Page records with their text
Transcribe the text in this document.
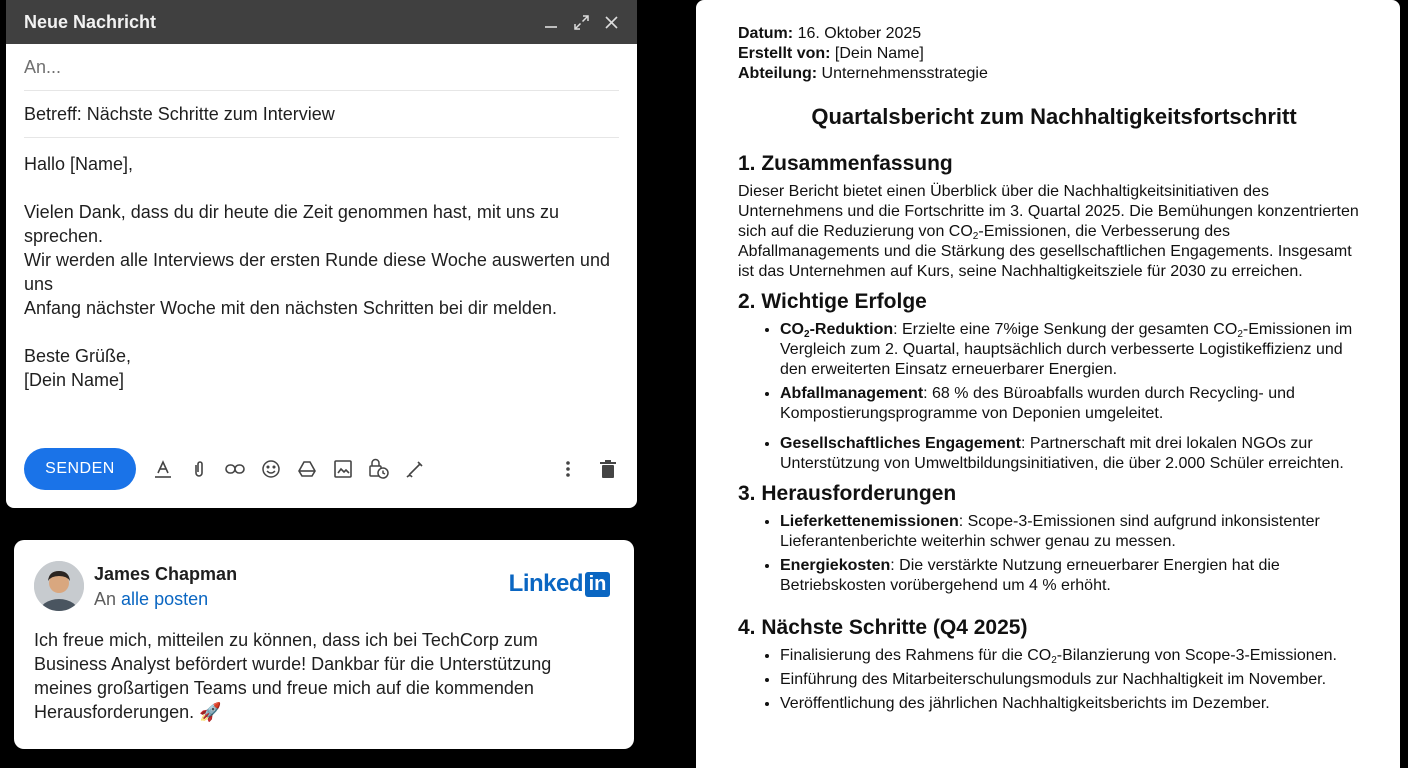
Neue Nachricht
An...
Betreff: Nächste Schritte zum Interview

Hallo [Name],

Vielen Dank, dass du dir heute die Zeit genommen hast, mit uns zu sprechen.
Wir werden alle Interviews der ersten Runde diese Woche auswerten und uns
Anfang nächster Woche mit den nächsten Schritten bei dir melden.

Beste Grüße,
[Dein Name]

SENDEN
James Chapman
An alle posten
Linked in
Ich freue mich, mitteilen zu können, dass ich bei TechCorp zum
Business Analyst befördert wurde! Dankbar für die Unterstützung
meines großartigen Teams und freue mich auf die kommenden
Herausforderungen. 🚀
Datum: 16. Oktober 2025
Erstellt von: [Dein Name]
Abteilung: Unternehmensstrategie
Quartalsbericht zum Nachhaltigkeitsfortschritt
1. Zusammenfassung

Dieser Bericht bietet einen Überblick über die Nachhaltigkeitsinitiativen des Unternehmens und die Fortschritte im 3. Quartal 2025. Die Bemühungen konzentrierten sich auf die Reduzierung von $CO_2$-Emissionen, die Verbesserung des Abfallmanagements und die Stärkung des gesellschaftlichen Engagements. Insgesamt ist das Unternehmen auf Kurs, seine Nachhaltigkeitsziele für 2030 zu erreichen.

2. Wichtige Erfolge
• $CO_2$-Reduktion: Erzielte eine 7%ige Senkung der gesamten $CO_2$-Emissionen im Vergleich zum 2. Quartal, hauptsächlich durch verbesserte Logistikeffizienz und den erweiterten Einsatz erneuerbarer Energien.
• Abfallmanagement: 68 % des Büroabfalls wurden durch Recycling- und Kompostierungsprogramme von Deponien umgeleitet.
• Gesellschaftliches Engagement: Partnerschaft mit drei lokalen NGOs zur Unterstützung von Umweltbildungsinitiativen, die über 2.000 Schüler erreichten.
3. Herausforderungen
• Lieferkettenemissionen: Scope-3-Emissionen sind aufgrund inkonsistenter Lieferantenberichte weiterhin schwer genau zu messen.
• Energiekosten: Die verstärkte Nutzung erneuerbarer Energien hat die Betriebskosten vorübergehend um 4 % erhöht.
4. Nächste Schritte (Q4 2025)
• Finalisierung des Rahmens für die $CO_2$-Bilanzierung von Scope-3-Emissionen.
• Einführung des Mitarbeiterschulungsmoduls zur Nachhaltigkeit im November.
• Veröffentlichung des jährlichen Nachhaltigkeitsberichts im Dezember.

== PROMPT ==
Leaving the images behind, set down every entry word for word.

== TASK SOLUTION ==
Transcribe the text in this document.
Neue Nachricht
An...
Betreff: Nächste Schritte zum Interview

Hallo [Name],

Vielen Dank, dass du dir heute die Zeit genommen hast, mit uns zu sprechen.
Wir werden alle Interviews der ersten Runde diese Woche auswerten und uns
Anfang nächster Woche mit den nächsten Schritten bei dir melden.

Beste Grüße,
[Dein Name]

SENDEN
James Chapman
An alle posten
Linked in
Ich freue mich, mitteilen zu können, dass ich bei TechCorp zum
Business Analyst befördert wurde! Dankbar für die Unterstützung
meines großartigen Teams und freue mich auf die kommenden
Herausforderungen. 🚀
Datum: 16. Oktober 2025
Erstellt von: [Dein Name]
Abteilung: Unternehmensstrategie
Quartalsbericht zum Nachhaltigkeitsfortschritt
1. Zusammenfassung

Dieser Bericht bietet einen Überblick über die Nachhaltigkeitsinitiativen des Unternehmens und die Fortschritte im 3. Quartal 2025. Die Bemühungen konzentrierten sich auf die Reduzierung von $CO_2$-Emissionen, die Verbesserung des Abfallmanagements und die Stärkung des gesellschaftlichen Engagements. Insgesamt ist das Unternehmen auf Kurs, seine Nachhaltigkeitsziele für 2030 zu erreichen.

2. Wichtige Erfolge
• $CO_2$-Reduktion: Erzielte eine 7%ige Senkung der gesamten $CO_2$-Emissionen im Vergleich zum 2. Quartal, hauptsächlich durch verbesserte Logistikeffizienz und den erweiterten Einsatz erneuerbarer Energien.
• Abfallmanagement: 68 % des Büroabfalls wurden durch Recycling- und Kompostierungsprogramme von Deponien umgeleitet.
• Gesellschaftliches Engagement: Partnerschaft mit drei lokalen NGOs zur Unterstützung von Umweltbildungsinitiativen, die über 2.000 Schüler erreichten.
3. Herausforderungen
• Lieferkettenemissionen: Scope-3-Emissionen sind aufgrund inkonsistenter Lieferantenberichte weiterhin schwer genau zu messen.
• Energiekosten: Die verstärkte Nutzung erneuerbarer Energien hat die Betriebskosten vorübergehend um 4 % erhöht.
4. Nächste Schritte (Q4 2025)
• Finalisierung des Rahmens für die $CO_2$-Bilanzierung von Scope-3-Emissionen.
• Einführung des Mitarbeiterschulungsmoduls zur Nachhaltigkeit im November.
• Veröffentlichung des jährlichen Nachhaltigkeitsberichts im Dezember.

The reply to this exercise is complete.